How many lines in these records hold the string "Další"? State only that number.

****************

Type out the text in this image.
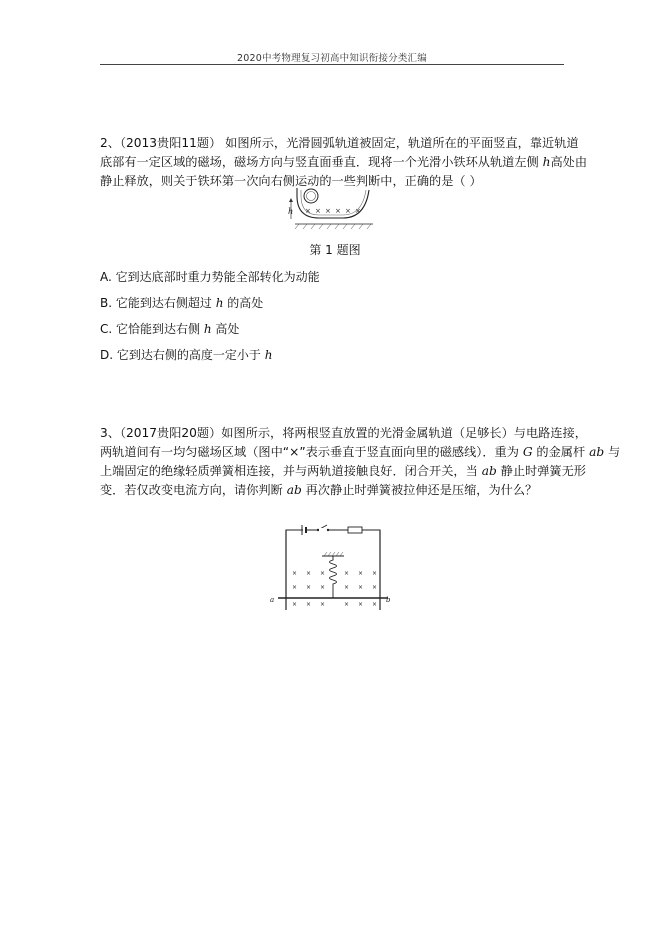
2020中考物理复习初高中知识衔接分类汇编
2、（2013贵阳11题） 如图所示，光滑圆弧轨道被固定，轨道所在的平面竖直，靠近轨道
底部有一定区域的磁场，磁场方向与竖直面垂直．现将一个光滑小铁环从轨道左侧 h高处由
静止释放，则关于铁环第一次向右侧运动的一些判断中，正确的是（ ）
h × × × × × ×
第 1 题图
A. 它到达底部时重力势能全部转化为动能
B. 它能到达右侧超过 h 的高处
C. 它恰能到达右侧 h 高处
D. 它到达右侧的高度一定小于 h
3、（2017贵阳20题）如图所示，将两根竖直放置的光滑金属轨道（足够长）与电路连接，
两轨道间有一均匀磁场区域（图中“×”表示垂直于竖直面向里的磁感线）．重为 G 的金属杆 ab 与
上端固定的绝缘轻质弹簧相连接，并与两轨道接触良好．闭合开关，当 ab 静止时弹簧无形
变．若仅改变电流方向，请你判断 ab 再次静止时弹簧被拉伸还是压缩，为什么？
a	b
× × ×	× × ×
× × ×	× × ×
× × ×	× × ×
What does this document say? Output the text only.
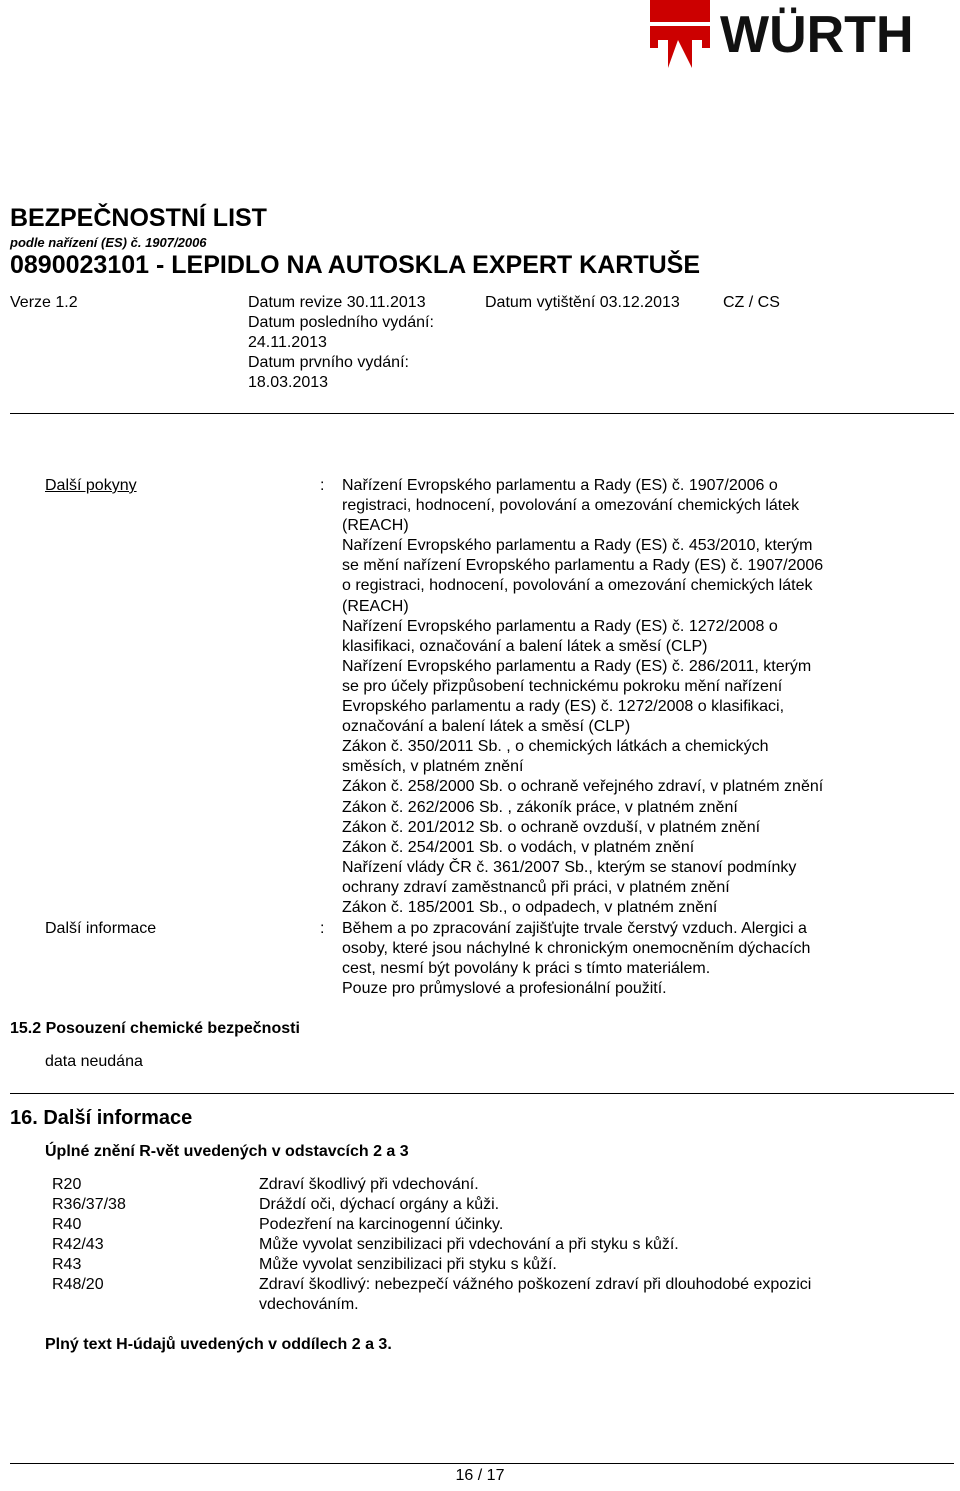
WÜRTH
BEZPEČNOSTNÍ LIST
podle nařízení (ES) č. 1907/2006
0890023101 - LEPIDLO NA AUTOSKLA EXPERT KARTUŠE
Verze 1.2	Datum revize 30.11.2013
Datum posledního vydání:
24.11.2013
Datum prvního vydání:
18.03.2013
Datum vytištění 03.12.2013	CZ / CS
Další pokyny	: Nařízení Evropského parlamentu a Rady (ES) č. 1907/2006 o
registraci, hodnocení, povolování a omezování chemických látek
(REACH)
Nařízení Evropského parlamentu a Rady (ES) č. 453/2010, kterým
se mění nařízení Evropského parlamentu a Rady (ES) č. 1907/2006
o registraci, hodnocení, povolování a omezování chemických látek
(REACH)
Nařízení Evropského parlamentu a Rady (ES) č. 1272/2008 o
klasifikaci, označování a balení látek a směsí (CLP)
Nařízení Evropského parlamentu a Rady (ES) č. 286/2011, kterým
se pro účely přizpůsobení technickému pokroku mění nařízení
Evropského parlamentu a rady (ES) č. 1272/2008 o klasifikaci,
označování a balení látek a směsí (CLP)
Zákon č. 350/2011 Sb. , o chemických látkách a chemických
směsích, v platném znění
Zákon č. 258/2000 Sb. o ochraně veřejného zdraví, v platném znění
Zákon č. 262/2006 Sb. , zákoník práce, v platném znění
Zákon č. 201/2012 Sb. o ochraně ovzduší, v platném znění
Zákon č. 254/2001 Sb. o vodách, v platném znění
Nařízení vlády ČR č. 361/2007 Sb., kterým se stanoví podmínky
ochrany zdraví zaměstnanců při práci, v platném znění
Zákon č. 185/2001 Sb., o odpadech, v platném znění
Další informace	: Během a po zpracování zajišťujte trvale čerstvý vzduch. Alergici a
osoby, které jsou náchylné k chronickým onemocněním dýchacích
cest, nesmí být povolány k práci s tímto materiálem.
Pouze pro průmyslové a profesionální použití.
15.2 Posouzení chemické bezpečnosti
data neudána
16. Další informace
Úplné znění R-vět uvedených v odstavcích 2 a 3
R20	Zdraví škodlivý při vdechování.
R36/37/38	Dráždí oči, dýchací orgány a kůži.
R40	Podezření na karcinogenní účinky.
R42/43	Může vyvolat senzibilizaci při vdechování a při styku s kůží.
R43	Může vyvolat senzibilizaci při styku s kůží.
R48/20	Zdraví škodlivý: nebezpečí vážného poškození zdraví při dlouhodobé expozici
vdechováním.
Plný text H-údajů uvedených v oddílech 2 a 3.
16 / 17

****************

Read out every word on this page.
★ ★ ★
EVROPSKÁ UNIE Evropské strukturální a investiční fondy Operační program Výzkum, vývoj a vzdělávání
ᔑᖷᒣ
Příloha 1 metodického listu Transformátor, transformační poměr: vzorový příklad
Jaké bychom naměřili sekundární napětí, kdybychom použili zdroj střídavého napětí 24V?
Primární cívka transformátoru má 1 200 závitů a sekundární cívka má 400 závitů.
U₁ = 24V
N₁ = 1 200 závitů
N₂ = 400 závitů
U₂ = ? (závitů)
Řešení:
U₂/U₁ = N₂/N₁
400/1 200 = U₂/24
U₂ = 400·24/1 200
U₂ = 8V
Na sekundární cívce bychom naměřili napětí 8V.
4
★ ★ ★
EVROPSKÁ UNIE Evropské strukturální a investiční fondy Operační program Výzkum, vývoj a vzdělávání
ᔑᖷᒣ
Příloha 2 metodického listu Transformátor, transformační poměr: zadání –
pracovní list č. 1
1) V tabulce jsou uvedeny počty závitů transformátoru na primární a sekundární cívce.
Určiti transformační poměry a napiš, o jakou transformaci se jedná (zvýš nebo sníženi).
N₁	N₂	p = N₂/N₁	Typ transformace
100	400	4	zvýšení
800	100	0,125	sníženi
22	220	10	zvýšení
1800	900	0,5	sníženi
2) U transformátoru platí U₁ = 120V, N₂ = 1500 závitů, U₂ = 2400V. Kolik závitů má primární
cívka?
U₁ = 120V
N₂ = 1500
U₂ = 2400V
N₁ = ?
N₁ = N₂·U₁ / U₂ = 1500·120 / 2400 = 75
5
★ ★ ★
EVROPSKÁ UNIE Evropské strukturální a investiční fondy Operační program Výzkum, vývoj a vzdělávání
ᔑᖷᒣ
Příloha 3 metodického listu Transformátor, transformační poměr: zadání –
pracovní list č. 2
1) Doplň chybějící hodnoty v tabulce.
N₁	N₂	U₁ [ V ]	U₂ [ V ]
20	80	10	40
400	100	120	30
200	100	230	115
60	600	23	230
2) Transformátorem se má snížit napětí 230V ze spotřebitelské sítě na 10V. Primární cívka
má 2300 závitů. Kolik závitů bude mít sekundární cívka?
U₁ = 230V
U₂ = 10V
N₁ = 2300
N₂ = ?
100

****************

RESULT: 3